Task:
The records below should be written out again, exactly.

(Dataset excerpt)
- - -

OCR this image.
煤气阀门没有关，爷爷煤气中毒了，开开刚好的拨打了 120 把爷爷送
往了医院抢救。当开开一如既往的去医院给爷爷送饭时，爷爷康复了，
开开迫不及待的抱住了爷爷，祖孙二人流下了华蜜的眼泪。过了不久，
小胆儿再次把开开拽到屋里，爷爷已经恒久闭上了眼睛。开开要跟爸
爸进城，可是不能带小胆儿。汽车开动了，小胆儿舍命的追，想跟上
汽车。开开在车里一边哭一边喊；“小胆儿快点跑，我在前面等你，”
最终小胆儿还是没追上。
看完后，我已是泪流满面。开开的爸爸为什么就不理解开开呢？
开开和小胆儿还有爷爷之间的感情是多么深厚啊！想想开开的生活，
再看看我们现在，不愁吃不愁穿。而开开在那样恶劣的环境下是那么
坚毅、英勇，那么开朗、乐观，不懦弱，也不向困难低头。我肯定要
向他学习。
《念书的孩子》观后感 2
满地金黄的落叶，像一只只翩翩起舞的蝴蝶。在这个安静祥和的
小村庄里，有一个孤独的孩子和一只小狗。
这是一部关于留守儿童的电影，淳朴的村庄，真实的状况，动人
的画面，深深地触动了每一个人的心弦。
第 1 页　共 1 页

- - -

Solution for this problem:
OCR this image.
煤气阀门没有关，爷爷煤气中毒了，开开刚好的拨打了 120 把爷爷送
往了医院抢救。当开开一如既往的去医院给爷爷送饭时，爷爷康复了，
开开迫不及待的抱住了爷爷，祖孙二人流下了华蜜的眼泪。过了不久，
小胆儿再次把开开拽到屋里，爷爷已经恒久闭上了眼睛。开开要跟爸
爸进城，可是不能带小胆儿。汽车开动了，小胆儿舍命的追，想跟上
汽车。开开在车里一边哭一边喊；“小胆儿快点跑，我在前面等你，”
最终小胆儿还是没追上。
看完后，我已是泪流满面。开开的爸爸为什么就不理解开开呢？
开开和小胆儿还有爷爷之间的感情是多么深厚啊！想想开开的生活，
再看看我们现在，不愁吃不愁穿。而开开在那样恶劣的环境下是那么
坚毅、英勇，那么开朗、乐观，不懦弱，也不向困难低头。我肯定要
向他学习。
《念书的孩子》观后感 2
满地金黄的落叶，像一只只翩翩起舞的蝴蝶。在这个安静祥和的
小村庄里，有一个孤独的孩子和一只小狗。
这是一部关于留守儿童的电影，淳朴的村庄，真实的状况，动人
的画面，深深地触动了每一个人的心弦。
第 1 页　共 1 页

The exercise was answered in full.